■ Exercise goal ■
Transcribe the records exactly from the line with "Transcribe this image's" to the end, both included.
━━━━━ Data supplied ━━━━━
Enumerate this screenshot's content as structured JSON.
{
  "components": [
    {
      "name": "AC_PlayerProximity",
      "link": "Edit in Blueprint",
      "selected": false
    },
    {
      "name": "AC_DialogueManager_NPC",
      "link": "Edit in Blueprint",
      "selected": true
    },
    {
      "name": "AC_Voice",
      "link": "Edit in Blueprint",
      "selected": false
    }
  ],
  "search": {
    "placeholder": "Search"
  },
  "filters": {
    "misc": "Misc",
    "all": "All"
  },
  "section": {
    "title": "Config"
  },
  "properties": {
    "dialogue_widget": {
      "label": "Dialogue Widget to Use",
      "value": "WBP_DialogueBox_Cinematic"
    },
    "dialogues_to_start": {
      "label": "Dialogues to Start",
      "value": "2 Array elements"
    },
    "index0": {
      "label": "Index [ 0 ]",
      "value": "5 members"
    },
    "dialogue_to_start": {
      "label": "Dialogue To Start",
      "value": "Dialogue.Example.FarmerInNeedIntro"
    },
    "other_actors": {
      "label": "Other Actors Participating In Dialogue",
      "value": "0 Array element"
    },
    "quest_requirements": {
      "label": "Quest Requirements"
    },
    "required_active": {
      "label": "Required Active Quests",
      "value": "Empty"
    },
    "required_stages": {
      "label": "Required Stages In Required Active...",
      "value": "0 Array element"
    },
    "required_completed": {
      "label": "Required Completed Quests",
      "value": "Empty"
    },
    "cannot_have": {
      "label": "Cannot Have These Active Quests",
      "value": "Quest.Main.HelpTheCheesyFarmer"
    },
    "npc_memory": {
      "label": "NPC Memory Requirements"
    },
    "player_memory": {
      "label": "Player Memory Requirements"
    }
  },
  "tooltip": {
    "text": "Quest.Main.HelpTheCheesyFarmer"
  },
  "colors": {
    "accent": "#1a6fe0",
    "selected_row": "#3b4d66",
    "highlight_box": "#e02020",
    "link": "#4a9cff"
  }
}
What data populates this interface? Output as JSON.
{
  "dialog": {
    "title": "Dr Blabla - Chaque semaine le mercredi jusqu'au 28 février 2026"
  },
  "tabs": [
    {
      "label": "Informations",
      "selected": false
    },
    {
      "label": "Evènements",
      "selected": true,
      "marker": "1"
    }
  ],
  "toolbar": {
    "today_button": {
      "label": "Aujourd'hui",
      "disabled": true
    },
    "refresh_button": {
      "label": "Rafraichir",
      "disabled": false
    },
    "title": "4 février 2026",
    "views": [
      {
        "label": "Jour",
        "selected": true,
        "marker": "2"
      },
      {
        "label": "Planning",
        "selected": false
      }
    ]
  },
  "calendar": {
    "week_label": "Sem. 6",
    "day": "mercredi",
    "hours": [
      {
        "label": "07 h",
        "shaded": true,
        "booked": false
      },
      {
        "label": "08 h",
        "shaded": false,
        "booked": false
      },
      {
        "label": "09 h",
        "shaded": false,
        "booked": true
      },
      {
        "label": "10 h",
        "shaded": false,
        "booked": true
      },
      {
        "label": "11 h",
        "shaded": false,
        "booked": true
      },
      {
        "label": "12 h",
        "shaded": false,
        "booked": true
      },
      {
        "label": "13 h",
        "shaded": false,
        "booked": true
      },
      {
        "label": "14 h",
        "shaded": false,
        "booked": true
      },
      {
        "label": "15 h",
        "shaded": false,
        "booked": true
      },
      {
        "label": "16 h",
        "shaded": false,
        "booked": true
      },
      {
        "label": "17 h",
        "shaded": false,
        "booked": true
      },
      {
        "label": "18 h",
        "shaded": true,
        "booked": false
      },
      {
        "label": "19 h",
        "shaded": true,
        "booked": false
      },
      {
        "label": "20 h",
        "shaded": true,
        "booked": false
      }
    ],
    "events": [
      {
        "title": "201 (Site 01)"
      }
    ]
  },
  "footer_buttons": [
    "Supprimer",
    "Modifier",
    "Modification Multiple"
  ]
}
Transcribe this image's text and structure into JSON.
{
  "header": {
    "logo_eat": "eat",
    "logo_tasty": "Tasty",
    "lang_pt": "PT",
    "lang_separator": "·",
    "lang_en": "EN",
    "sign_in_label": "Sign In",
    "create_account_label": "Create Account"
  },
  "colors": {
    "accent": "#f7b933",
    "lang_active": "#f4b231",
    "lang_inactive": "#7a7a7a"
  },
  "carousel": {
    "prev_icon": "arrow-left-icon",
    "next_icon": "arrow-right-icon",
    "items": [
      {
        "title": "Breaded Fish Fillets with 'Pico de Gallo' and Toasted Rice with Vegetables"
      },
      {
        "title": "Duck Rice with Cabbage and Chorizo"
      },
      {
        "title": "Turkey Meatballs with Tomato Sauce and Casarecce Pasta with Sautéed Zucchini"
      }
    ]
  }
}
━━━━━
■ Solution ■
Transcribe this image's text and structure into JSON.
{
  "header": {
    "logo_eat": "eat",
    "logo_tasty": "Tasty",
    "lang_pt": "PT",
    "lang_separator": "·",
    "lang_en": "EN",
    "sign_in_label": "Sign In",
    "create_account_label": "Create Account"
  },
  "colors": {
    "accent": "#f7b933",
    "lang_active": "#f4b231",
    "lang_inactive": "#7a7a7a"
  },
  "carousel": {
    "prev_icon": "arrow-left-icon",
    "next_icon": "arrow-right-icon",
    "items": [
      {
        "title": "Breaded Fish Fillets with 'Pico de Gallo' and Toasted Rice with Vegetables"
      },
      {
        "title": "Duck Rice with Cabbage and Chorizo"
      },
      {
        "title": "Turkey Meatballs with Tomato Sauce and Casarecce Pasta with Sautéed Zucchini"
      }
    ]
  }
}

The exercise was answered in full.